<<<<

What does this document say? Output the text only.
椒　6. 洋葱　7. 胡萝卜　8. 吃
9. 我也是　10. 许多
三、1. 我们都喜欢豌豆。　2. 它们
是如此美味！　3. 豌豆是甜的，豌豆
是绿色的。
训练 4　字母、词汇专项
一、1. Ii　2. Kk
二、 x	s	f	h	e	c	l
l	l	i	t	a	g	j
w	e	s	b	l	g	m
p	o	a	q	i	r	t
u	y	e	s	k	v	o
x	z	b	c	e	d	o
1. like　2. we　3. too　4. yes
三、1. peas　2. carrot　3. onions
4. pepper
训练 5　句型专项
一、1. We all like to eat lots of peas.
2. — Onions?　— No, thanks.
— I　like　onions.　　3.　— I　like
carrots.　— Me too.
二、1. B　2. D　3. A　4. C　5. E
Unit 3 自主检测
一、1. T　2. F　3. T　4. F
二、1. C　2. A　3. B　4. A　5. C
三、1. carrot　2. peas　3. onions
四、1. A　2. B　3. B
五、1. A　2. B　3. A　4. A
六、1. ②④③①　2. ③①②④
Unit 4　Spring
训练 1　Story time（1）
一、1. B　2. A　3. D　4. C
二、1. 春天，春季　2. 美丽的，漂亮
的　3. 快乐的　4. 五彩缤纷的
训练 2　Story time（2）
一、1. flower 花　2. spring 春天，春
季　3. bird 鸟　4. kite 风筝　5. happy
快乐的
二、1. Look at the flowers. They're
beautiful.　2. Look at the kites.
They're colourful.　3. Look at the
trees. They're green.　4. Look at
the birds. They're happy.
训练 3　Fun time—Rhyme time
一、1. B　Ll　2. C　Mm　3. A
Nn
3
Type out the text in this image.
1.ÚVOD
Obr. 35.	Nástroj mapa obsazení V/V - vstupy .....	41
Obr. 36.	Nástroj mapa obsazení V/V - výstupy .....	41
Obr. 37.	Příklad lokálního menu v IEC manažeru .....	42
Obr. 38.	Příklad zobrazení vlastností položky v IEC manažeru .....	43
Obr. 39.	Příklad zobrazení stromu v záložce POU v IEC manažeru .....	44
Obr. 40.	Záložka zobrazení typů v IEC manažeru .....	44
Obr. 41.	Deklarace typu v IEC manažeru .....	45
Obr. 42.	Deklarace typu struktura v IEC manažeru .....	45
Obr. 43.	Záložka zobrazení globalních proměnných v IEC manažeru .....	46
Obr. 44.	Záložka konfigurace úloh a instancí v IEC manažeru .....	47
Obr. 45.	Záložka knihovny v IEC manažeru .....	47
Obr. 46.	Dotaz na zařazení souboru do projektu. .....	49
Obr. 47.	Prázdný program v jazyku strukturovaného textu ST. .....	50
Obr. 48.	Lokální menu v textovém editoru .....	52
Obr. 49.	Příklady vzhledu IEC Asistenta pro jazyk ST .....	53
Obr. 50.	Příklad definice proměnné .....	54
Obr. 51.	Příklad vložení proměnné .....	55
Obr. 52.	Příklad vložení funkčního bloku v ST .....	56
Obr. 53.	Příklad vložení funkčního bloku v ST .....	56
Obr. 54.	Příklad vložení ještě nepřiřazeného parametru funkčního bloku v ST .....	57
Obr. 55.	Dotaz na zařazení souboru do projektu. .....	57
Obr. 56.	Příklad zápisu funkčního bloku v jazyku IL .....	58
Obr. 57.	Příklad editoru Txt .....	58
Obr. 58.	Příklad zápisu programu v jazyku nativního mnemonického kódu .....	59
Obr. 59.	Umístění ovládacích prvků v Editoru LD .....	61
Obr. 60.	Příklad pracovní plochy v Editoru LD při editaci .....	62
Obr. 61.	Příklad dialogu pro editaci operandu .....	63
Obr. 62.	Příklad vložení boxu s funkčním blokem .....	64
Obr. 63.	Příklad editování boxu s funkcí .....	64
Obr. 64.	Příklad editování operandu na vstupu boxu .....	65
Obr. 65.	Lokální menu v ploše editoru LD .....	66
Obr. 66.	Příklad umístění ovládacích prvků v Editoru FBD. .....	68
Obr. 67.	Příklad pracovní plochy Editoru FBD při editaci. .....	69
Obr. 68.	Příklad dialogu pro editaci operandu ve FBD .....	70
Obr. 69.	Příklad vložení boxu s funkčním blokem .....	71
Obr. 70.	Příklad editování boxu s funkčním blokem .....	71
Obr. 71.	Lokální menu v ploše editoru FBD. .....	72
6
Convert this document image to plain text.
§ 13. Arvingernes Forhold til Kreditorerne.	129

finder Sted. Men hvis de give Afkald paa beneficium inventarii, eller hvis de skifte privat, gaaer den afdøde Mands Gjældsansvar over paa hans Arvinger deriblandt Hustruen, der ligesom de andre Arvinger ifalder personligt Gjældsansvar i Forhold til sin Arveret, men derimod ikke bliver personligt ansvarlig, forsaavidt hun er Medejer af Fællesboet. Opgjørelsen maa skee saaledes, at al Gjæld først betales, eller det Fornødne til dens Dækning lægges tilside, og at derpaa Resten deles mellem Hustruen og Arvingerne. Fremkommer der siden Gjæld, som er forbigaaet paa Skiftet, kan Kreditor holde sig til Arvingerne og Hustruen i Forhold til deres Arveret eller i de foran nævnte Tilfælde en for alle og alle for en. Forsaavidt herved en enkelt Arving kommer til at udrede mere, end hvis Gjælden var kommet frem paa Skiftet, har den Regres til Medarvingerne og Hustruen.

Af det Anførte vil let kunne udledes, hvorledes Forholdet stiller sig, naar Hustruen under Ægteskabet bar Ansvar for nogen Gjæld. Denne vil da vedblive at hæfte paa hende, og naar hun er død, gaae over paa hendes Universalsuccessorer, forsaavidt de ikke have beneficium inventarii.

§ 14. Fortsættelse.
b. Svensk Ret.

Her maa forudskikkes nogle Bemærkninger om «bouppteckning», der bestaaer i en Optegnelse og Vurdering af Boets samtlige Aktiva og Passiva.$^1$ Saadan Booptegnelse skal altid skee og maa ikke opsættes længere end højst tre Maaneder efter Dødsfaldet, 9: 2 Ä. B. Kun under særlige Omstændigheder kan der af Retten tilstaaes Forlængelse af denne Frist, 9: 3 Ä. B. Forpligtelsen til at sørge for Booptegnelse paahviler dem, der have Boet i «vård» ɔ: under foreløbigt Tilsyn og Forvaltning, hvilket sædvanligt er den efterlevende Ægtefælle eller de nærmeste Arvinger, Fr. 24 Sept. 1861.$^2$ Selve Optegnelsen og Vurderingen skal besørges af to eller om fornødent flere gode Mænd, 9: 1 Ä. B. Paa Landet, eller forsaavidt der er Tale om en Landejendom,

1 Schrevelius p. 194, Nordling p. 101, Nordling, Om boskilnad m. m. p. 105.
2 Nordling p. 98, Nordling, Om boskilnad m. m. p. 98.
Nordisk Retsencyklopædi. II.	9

>>>>

GIVEN PROBLEM |
Can you reproduce all the material exactly?

EXPECTED OUTPUT |
What does this document say? Output the text only.
椒　6. 洋葱　7. 胡萝卜　8. 吃
9. 我也是　10. 许多
三、1. 我们都喜欢豌豆。　2. 它们
是如此美味！　3. 豌豆是甜的，豌豆
是绿色的。
训练 4　字母、词汇专项
一、1. Ii　2. Kk
二、 x	s	f	h	e	c	l
l	l	i	t	a	g	j
w	e	s	b	l	g	m
p	o	a	q	i	r	t
u	y	e	s	k	v	o
x	z	b	c	e	d	o
1. like　2. we　3. too　4. yes
三、1. peas　2. carrot　3. onions
4. pepper
训练 5　句型专项
一、1. We all like to eat lots of peas.
2. — Onions?　— No, thanks.
— I　like　onions.　　3.　— I　like
carrots.　— Me too.
二、1. B　2. D　3. A　4. C　5. E
Unit 3 自主检测
一、1. T　2. F　3. T　4. F
二、1. C　2. A　3. B　4. A　5. C
三、1. carrot　2. peas　3. onions
四、1. A　2. B　3. B
五、1. A　2. B　3. A　4. A
六、1. ②④③①　2. ③①②④
Unit 4　Spring
训练 1　Story time（1）
一、1. B　2. A　3. D　4. C
二、1. 春天，春季　2. 美丽的，漂亮
的　3. 快乐的　4. 五彩缤纷的
训练 2　Story time（2）
一、1. flower 花　2. spring 春天，春
季　3. bird 鸟　4. kite 风筝　5. happy
快乐的
二、1. Look at the flowers. They're
beautiful.　2. Look at the kites.
They're colourful.　3. Look at the
trees. They're green.　4. Look at
the birds. They're happy.
训练 3　Fun time—Rhyme time
一、1. B　Ll　2. C　Mm　3. A
Nn
3
Type out the text in this image.
1.ÚVOD
Obr. 35.	Nástroj mapa obsazení V/V - vstupy .....	41
Obr. 36.	Nástroj mapa obsazení V/V - výstupy .....	41
Obr. 37.	Příklad lokálního menu v IEC manažeru .....	42
Obr. 38.	Příklad zobrazení vlastností položky v IEC manažeru .....	43
Obr. 39.	Příklad zobrazení stromu v záložce POU v IEC manažeru .....	44
Obr. 40.	Záložka zobrazení typů v IEC manažeru .....	44
Obr. 41.	Deklarace typu v IEC manažeru .....	45
Obr. 42.	Deklarace typu struktura v IEC manažeru .....	45
Obr. 43.	Záložka zobrazení globalních proměnných v IEC manažeru .....	46
Obr. 44.	Záložka konfigurace úloh a instancí v IEC manažeru .....	47
Obr. 45.	Záložka knihovny v IEC manažeru .....	47
Obr. 46.	Dotaz na zařazení souboru do projektu. .....	49
Obr. 47.	Prázdný program v jazyku strukturovaného textu ST. .....	50
Obr. 48.	Lokální menu v textovém editoru .....	52
Obr. 49.	Příklady vzhledu IEC Asistenta pro jazyk ST .....	53
Obr. 50.	Příklad definice proměnné .....	54
Obr. 51.	Příklad vložení proměnné .....	55
Obr. 52.	Příklad vložení funkčního bloku v ST .....	56
Obr. 53.	Příklad vložení funkčního bloku v ST .....	56
Obr. 54.	Příklad vložení ještě nepřiřazeného parametru funkčního bloku v ST .....	57
Obr. 55.	Dotaz na zařazení souboru do projektu. .....	57
Obr. 56.	Příklad zápisu funkčního bloku v jazyku IL .....	58
Obr. 57.	Příklad editoru Txt .....	58
Obr. 58.	Příklad zápisu programu v jazyku nativního mnemonického kódu .....	59
Obr. 59.	Umístění ovládacích prvků v Editoru LD .....	61
Obr. 60.	Příklad pracovní plochy v Editoru LD při editaci .....	62
Obr. 61.	Příklad dialogu pro editaci operandu .....	63
Obr. 62.	Příklad vložení boxu s funkčním blokem .....	64
Obr. 63.	Příklad editování boxu s funkcí .....	64
Obr. 64.	Příklad editování operandu na vstupu boxu .....	65
Obr. 65.	Lokální menu v ploše editoru LD .....	66
Obr. 66.	Příklad umístění ovládacích prvků v Editoru FBD. .....	68
Obr. 67.	Příklad pracovní plochy Editoru FBD při editaci. .....	69
Obr. 68.	Příklad dialogu pro editaci operandu ve FBD .....	70
Obr. 69.	Příklad vložení boxu s funkčním blokem .....	71
Obr. 70.	Příklad editování boxu s funkčním blokem .....	71
Obr. 71.	Lokální menu v ploše editoru FBD. .....	72
6
Convert this document image to plain text.
§ 13. Arvingernes Forhold til Kreditorerne.	129

finder Sted. Men hvis de give Afkald paa beneficium inventarii, eller hvis de skifte privat, gaaer den afdøde Mands Gjældsansvar over paa hans Arvinger deriblandt Hustruen, der ligesom de andre Arvinger ifalder personligt Gjældsansvar i Forhold til sin Arveret, men derimod ikke bliver personligt ansvarlig, forsaavidt hun er Medejer af Fællesboet. Opgjørelsen maa skee saaledes, at al Gjæld først betales, eller det Fornødne til dens Dækning lægges tilside, og at derpaa Resten deles mellem Hustruen og Arvingerne. Fremkommer der siden Gjæld, som er forbigaaet paa Skiftet, kan Kreditor holde sig til Arvingerne og Hustruen i Forhold til deres Arveret eller i de foran nævnte Tilfælde en for alle og alle for en. Forsaavidt herved en enkelt Arving kommer til at udrede mere, end hvis Gjælden var kommet frem paa Skiftet, har den Regres til Medarvingerne og Hustruen.

Af det Anførte vil let kunne udledes, hvorledes Forholdet stiller sig, naar Hustruen under Ægteskabet bar Ansvar for nogen Gjæld. Denne vil da vedblive at hæfte paa hende, og naar hun er død, gaae over paa hendes Universalsuccessorer, forsaavidt de ikke have beneficium inventarii.

§ 14. Fortsættelse.
b. Svensk Ret.

Her maa forudskikkes nogle Bemærkninger om «bouppteckning», der bestaaer i en Optegnelse og Vurdering af Boets samtlige Aktiva og Passiva.$^1$ Saadan Booptegnelse skal altid skee og maa ikke opsættes længere end højst tre Maaneder efter Dødsfaldet, 9: 2 Ä. B. Kun under særlige Omstændigheder kan der af Retten tilstaaes Forlængelse af denne Frist, 9: 3 Ä. B. Forpligtelsen til at sørge for Booptegnelse paahviler dem, der have Boet i «vård» ɔ: under foreløbigt Tilsyn og Forvaltning, hvilket sædvanligt er den efterlevende Ægtefælle eller de nærmeste Arvinger, Fr. 24 Sept. 1861.$^2$ Selve Optegnelsen og Vurderingen skal besørges af to eller om fornødent flere gode Mænd, 9: 1 Ä. B. Paa Landet, eller forsaavidt der er Tale om en Landejendom,

1 Schrevelius p. 194, Nordling p. 101, Nordling, Om boskilnad m. m. p. 105.
2 Nordling p. 98, Nordling, Om boskilnad m. m. p. 98.
Nordisk Retsencyklopædi. II.	9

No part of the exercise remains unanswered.